* [What is being asked]:
Write out every entry, unchanged. Skip any picture.

* [Provided material]:

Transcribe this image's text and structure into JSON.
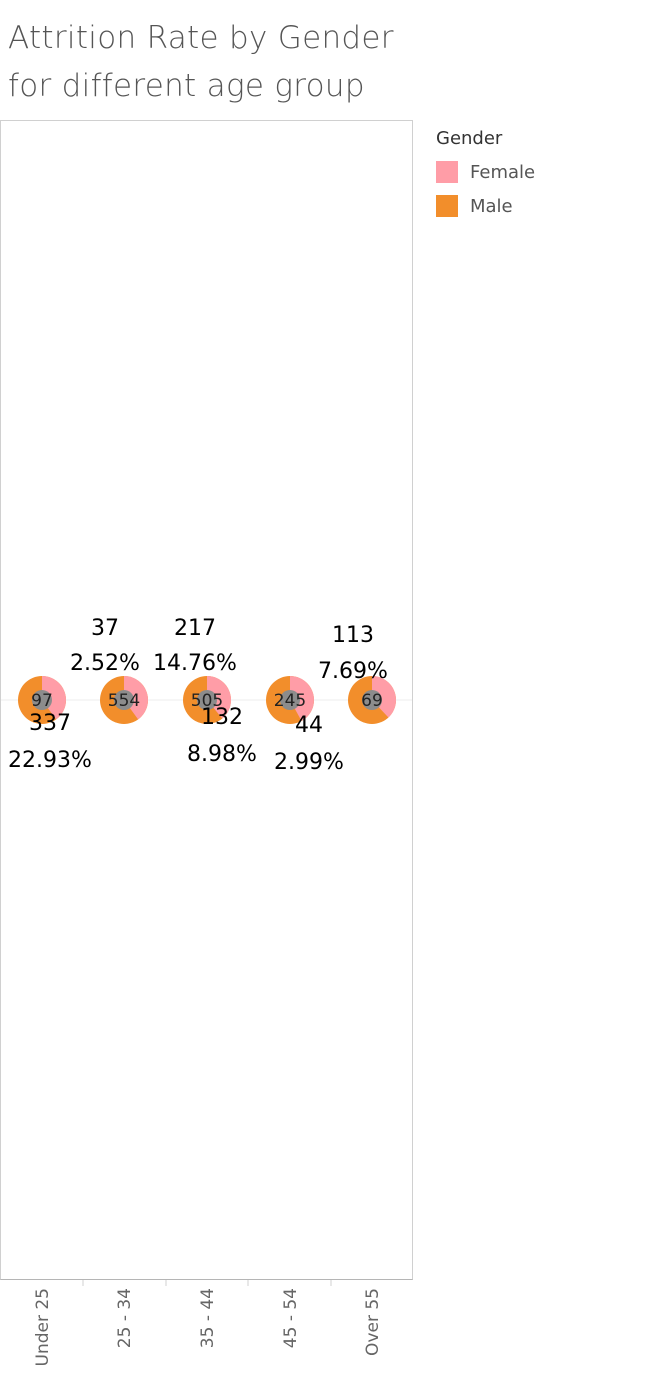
{
  "title_lines": [
    "Attrition Rate by Gender",
    "for different age group"
  ],
  "legend": {
    "title": "Gender",
    "items": [
      {
        "label": "Female",
        "color": "#ff9da7"
      },
      {
        "label": "Male",
        "color": "#f28e2b"
      }
    ]
  },
  "chart_data": {
    "type": "pie",
    "title": "Attrition Rate by Gender for different age group",
    "categories": [
      "Under 25",
      "25 - 34",
      "35 - 44",
      "45 - 54",
      "Over 55"
    ],
    "series": [
      {
        "name": "Female"
      },
      {
        "name": "Male"
      }
    ],
    "colors": {
      "Female": "#ff9da7",
      "Male": "#f28e2b",
      "center": "#8c8c8c"
    },
    "groups": [
      {
        "category": "Under 25",
        "center_label": "97",
        "female_share": 0.4,
        "count_upper": "",
        "pct_upper": "",
        "count_lower": "337",
        "pct_lower": "22.93%"
      },
      {
        "category": "25 - 34",
        "center_label": "554",
        "female_share": 0.4,
        "count_upper": "37",
        "pct_upper": "2.52%",
        "count_lower": "",
        "pct_lower": ""
      },
      {
        "category": "35 - 44",
        "center_label": "505",
        "female_share": 0.39,
        "count_upper": "217",
        "pct_upper": "14.76%",
        "count_lower": "132",
        "pct_lower": "8.98%"
      },
      {
        "category": "45 - 54",
        "center_label": "245",
        "female_share": 0.42,
        "count_upper": "",
        "pct_upper": "",
        "count_lower": "44",
        "pct_lower": "2.99%"
      },
      {
        "category": "Over 55",
        "center_label": "69",
        "female_share": 0.38,
        "count_upper": "113",
        "pct_upper": "7.69%",
        "count_lower": "",
        "pct_lower": ""
      }
    ],
    "grid": false,
    "legend_position": "top-right"
  }
}
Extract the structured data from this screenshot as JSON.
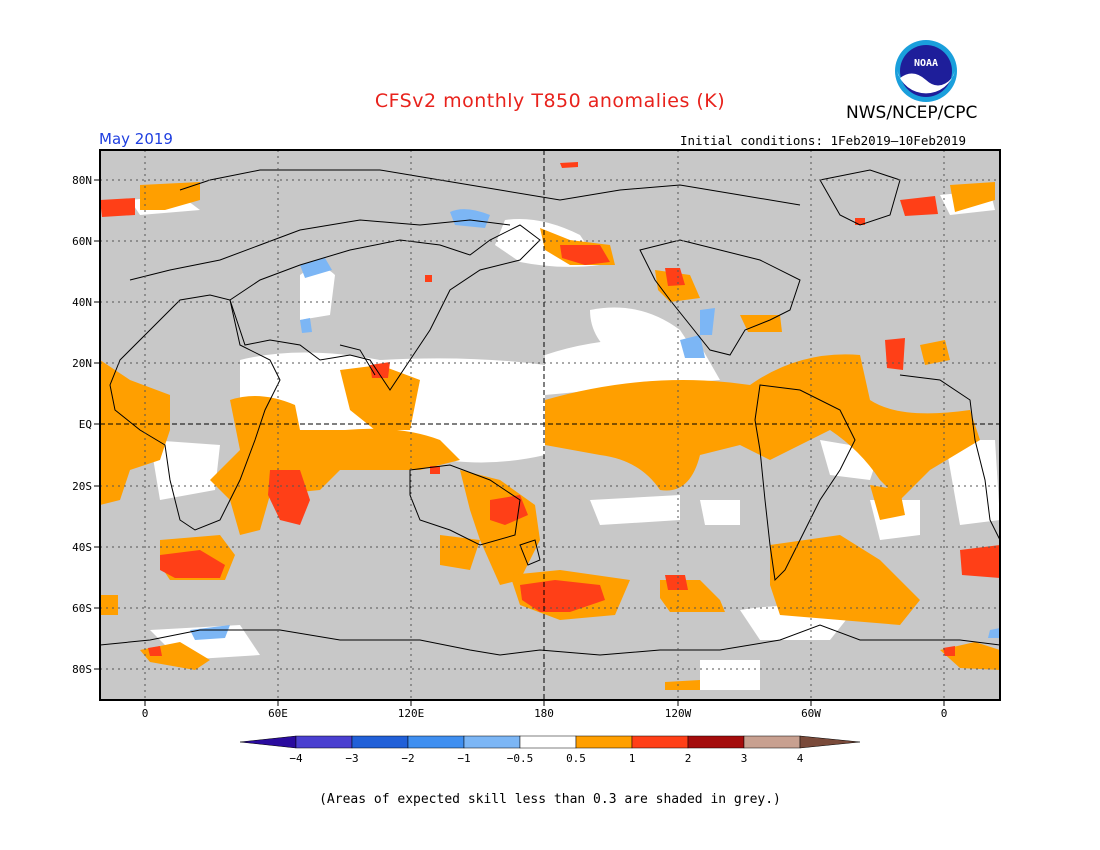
{
  "header": {
    "title": "CFSv2 monthly T850 anomalies (K)",
    "org": "NWS/NCEP/CPC",
    "month": "May 2019",
    "initial_conditions": "Initial conditions: 1Feb2019–10Feb2019"
  },
  "logo": {
    "text": "NOAA"
  },
  "map": {
    "lat_labels": [
      "80N",
      "60N",
      "40N",
      "20N",
      "EQ",
      "20S",
      "40S",
      "60S",
      "80S"
    ],
    "lon_labels": [
      "0",
      "60E",
      "120E",
      "180",
      "120W",
      "60W",
      "0"
    ],
    "land_color": "#c8c8c8"
  },
  "colorbar": {
    "tick_labels": [
      "−4",
      "−3",
      "−2",
      "−1",
      "−0.5",
      "0.5",
      "1",
      "2",
      "3",
      "4"
    ],
    "colors": [
      "#2a0b9e",
      "#4a3fd0",
      "#2160d8",
      "#3f8ff0",
      "#7cb6f5",
      "#ffffff",
      "#ff9f00",
      "#ff3f17",
      "#a40c0c",
      "#c8a090",
      "#7a4a3a"
    ]
  },
  "footnote": "(Areas of expected skill less than 0.3 are shaded in grey.)"
}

* [Response below]:
Transcribe this image's text and structure into JSON.
{
  "title_lines": [
    "Attrition Rate by Gender",
    "for different age group"
  ],
  "legend": {
    "title": "Gender",
    "items": [
      {
        "label": "Female",
        "color": "#ff9da7"
      },
      {
        "label": "Male",
        "color": "#f28e2b"
      }
    ]
  },
  "chart_data": {
    "type": "pie",
    "title": "Attrition Rate by Gender for different age group",
    "categories": [
      "Under 25",
      "25 - 34",
      "35 - 44",
      "45 - 54",
      "Over 55"
    ],
    "series": [
      {
        "name": "Female"
      },
      {
        "name": "Male"
      }
    ],
    "colors": {
      "Female": "#ff9da7",
      "Male": "#f28e2b",
      "center": "#8c8c8c"
    },
    "groups": [
      {
        "category": "Under 25",
        "center_label": "97",
        "female_share": 0.4,
        "count_upper": "",
        "pct_upper": "",
        "count_lower": "337",
        "pct_lower": "22.93%"
      },
      {
        "category": "25 - 34",
        "center_label": "554",
        "female_share": 0.4,
        "count_upper": "37",
        "pct_upper": "2.52%",
        "count_lower": "",
        "pct_lower": ""
      },
      {
        "category": "35 - 44",
        "center_label": "505",
        "female_share": 0.39,
        "count_upper": "217",
        "pct_upper": "14.76%",
        "count_lower": "132",
        "pct_lower": "8.98%"
      },
      {
        "category": "45 - 54",
        "center_label": "245",
        "female_share": 0.42,
        "count_upper": "",
        "pct_upper": "",
        "count_lower": "44",
        "pct_lower": "2.99%"
      },
      {
        "category": "Over 55",
        "center_label": "69",
        "female_share": 0.38,
        "count_upper": "113",
        "pct_upper": "7.69%",
        "count_lower": "",
        "pct_lower": ""
      }
    ],
    "grid": false,
    "legend_position": "top-right"
  }
}
Extract the structured data from this screenshot as JSON.
{
  "header": {
    "title": "CFSv2 monthly T850 anomalies (K)",
    "org": "NWS/NCEP/CPC",
    "month": "May 2019",
    "initial_conditions": "Initial conditions: 1Feb2019–10Feb2019"
  },
  "logo": {
    "text": "NOAA"
  },
  "map": {
    "lat_labels": [
      "80N",
      "60N",
      "40N",
      "20N",
      "EQ",
      "20S",
      "40S",
      "60S",
      "80S"
    ],
    "lon_labels": [
      "0",
      "60E",
      "120E",
      "180",
      "120W",
      "60W",
      "0"
    ],
    "land_color": "#c8c8c8"
  },
  "colorbar": {
    "tick_labels": [
      "−4",
      "−3",
      "−2",
      "−1",
      "−0.5",
      "0.5",
      "1",
      "2",
      "3",
      "4"
    ],
    "colors": [
      "#2a0b9e",
      "#4a3fd0",
      "#2160d8",
      "#3f8ff0",
      "#7cb6f5",
      "#ffffff",
      "#ff9f00",
      "#ff3f17",
      "#a40c0c",
      "#c8a090",
      "#7a4a3a"
    ]
  },
  "footnote": "(Areas of expected skill less than 0.3 are shaded in grey.)"
}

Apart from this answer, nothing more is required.